_DOCUMENT SECTION_:
American poet, children's book author, and educator (born 1967)

Willie Perdomo (born 1967) is an American poet, children's book author, and educator from New York City. He is the author of five poetry collections and two children's books. His poetry collection Smoking Lovely (2003) received the PEN/Beyond Margins Award, now known as the PEN/Open Book Award.

== Life and career ==
Perdomo was raised in East Harlem. He received an MFA from Long Island University Brooklyn. He teaches English at Phillips Exeter Academy.

In 2021, Perdomo was appointed New York State Poet. In 2023, he received an Academy of American Poets Laureate Fellowship for a project titled A New York State of Poetry. He also received the Foundation for Contemporary Arts' Cy Twombly Award for Poetry in 2021.

== Works ==
The Essential Hits of Shorty Bon Bon was a finalist for the National Book Critics Circle Award for poetry, and Visiting Langston received a Coretta Scott King Honor.

_GIVEN DATA_:
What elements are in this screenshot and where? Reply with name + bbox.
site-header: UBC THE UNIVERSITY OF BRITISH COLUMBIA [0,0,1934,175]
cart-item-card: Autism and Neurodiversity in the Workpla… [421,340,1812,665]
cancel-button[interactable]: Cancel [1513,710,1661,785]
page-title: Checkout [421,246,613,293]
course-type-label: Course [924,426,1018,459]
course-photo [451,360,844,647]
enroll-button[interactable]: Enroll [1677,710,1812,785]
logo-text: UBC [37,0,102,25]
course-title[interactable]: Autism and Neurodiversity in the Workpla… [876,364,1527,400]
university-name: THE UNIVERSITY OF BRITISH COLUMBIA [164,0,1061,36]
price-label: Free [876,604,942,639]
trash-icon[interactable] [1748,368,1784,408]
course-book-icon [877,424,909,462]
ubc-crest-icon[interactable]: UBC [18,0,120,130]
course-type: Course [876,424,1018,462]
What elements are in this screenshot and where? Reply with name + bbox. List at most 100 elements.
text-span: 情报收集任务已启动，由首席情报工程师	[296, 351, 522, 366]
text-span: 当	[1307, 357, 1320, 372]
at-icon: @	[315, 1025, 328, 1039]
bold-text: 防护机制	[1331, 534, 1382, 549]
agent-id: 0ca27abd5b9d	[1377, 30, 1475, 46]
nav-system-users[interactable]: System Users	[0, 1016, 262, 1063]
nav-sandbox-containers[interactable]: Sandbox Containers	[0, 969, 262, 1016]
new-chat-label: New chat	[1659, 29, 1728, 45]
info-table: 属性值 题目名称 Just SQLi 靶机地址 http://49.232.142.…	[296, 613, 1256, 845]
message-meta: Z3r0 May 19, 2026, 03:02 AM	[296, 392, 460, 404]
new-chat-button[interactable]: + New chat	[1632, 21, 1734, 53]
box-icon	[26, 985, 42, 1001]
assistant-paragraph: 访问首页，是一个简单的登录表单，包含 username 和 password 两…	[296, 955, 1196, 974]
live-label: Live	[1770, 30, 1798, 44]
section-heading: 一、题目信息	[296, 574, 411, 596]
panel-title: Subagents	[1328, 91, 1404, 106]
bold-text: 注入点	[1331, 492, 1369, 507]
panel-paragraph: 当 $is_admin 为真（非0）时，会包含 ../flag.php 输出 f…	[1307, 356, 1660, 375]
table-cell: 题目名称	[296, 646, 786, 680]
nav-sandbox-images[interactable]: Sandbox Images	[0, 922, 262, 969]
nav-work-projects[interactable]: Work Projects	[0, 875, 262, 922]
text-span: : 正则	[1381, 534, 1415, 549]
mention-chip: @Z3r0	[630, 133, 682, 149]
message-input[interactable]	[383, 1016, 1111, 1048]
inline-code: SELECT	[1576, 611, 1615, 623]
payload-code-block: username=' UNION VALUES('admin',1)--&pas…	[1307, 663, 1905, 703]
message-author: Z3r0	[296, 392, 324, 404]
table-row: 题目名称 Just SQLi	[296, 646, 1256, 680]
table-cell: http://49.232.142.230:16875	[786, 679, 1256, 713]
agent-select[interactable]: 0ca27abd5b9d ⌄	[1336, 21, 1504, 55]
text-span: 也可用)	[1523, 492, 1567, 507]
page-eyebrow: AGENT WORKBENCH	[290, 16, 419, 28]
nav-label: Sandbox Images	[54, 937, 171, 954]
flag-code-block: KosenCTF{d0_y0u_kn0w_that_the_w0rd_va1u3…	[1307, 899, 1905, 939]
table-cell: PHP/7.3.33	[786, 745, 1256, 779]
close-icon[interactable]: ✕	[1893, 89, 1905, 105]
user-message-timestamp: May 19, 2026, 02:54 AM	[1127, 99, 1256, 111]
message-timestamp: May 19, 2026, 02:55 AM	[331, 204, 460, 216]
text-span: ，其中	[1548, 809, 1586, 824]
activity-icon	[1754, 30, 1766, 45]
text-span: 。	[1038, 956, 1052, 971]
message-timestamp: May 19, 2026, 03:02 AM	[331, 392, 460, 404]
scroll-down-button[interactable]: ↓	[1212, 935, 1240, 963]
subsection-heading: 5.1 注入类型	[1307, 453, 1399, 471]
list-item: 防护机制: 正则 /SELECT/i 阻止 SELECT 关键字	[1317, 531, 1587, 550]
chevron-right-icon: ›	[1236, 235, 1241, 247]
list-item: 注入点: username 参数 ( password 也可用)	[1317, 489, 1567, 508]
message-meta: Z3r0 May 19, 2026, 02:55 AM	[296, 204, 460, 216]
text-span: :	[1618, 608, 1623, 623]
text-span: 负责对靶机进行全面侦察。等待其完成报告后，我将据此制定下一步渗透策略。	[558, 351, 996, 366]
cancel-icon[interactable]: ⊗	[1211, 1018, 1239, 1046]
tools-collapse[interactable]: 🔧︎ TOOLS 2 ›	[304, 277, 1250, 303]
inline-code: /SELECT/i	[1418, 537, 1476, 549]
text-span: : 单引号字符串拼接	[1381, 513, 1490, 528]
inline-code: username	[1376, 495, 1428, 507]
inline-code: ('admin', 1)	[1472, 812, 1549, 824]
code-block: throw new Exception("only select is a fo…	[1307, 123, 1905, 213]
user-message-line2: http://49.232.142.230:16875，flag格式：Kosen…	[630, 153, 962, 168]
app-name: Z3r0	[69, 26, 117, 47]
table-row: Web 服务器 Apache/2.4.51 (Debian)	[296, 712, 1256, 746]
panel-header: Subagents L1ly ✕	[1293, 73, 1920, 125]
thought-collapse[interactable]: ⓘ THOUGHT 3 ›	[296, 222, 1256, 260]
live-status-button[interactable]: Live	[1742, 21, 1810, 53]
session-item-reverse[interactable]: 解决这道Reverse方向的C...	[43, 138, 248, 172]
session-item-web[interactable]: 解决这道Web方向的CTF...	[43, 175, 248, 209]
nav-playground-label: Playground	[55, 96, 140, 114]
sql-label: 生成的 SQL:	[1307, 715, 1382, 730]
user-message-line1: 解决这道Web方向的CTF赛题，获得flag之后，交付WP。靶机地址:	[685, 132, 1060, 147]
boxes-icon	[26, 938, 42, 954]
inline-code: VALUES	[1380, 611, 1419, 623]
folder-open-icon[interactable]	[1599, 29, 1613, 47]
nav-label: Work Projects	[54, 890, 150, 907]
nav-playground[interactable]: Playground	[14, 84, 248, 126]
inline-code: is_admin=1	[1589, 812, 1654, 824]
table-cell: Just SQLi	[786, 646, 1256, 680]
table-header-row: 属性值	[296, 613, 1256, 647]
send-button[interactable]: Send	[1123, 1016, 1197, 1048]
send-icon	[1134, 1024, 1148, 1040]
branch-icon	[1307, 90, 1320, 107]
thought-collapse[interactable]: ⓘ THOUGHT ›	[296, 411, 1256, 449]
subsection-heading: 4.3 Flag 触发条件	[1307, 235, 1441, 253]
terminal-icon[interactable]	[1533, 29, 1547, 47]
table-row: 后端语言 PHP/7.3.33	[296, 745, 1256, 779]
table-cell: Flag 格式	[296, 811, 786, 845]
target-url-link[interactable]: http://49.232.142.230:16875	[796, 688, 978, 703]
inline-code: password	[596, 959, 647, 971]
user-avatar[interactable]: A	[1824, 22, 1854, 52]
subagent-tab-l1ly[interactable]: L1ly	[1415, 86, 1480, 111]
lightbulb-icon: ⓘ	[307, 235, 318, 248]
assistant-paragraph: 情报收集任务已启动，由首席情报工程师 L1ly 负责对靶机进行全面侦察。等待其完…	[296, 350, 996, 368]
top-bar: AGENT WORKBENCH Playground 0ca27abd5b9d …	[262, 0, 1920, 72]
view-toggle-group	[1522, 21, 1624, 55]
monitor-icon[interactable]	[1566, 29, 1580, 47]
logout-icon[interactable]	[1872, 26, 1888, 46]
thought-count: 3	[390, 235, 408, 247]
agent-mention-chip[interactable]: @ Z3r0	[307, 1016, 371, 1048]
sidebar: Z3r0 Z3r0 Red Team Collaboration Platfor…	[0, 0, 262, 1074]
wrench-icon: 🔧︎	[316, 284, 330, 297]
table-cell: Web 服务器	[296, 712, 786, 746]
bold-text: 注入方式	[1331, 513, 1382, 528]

_TASK REQUIREMENTS_:
1. Using the Willie Perdomo biography, decide whether each statement agrees with it. Answer yes or no and quote the words that settle each one.
(a) Perdomo grew up in Brooklyn.
(b) Smoking Lovely received the PEN/Beyond Margins Award.
(c) Perdomo was appointed New York State Poet in 2023.
2. Summarize the Willie Perdomo biography in two sentences.
3. Carry the Willie Perdomo biography forward from its final sentence.

_TASK-BY-TASK RESULTS_:
1.
(a) No. "Perdomo was raised in East Harlem."
(b) Yes. "His poetry collection Smoking Lovely (2003) received the PEN/Beyond Margins Award"
(c) No. "In 2021, Perdomo was appointed New York State Poet."

2. Willie Perdomo, born in 1967 and raised in East Harlem, is a New York City poet, children's book author, and educator who holds an MFA from Long Island University Brooklyn and teaches English at Phillips Exeter Academy. His honors include the PEN/Beyond Margins Award for Smoking Lovely, appointment as New York State Poet in 2021, the Cy Twombly Award for Poetry, and a 2023 Academy of American Poets Laureate Fellowship.

3.
Perdomo's books have also received review coverage in publications including Publishers Weekly, The New Yorker, 4Columns, and Kirkus Reviews.

=== Poetry ===
- Where a Nickel Costs a Dime. W. W. Norton & Company, 1996.
- Smoking Lovely. Rattapallax Press, 2003.
- The Essential Hits of Shorty Bon Bon. Penguin Books, 2014.
- The Crazy Bunch. Penguin Books, 2019.
- Smoking Lovely: The Remix. Haymarket Books, 2021.

=== Children's books ===
- Visiting Langston. Illustrated by Bryan Collier, 2001.
- Clemente!. Illustrated by Bryan Collier, 2010.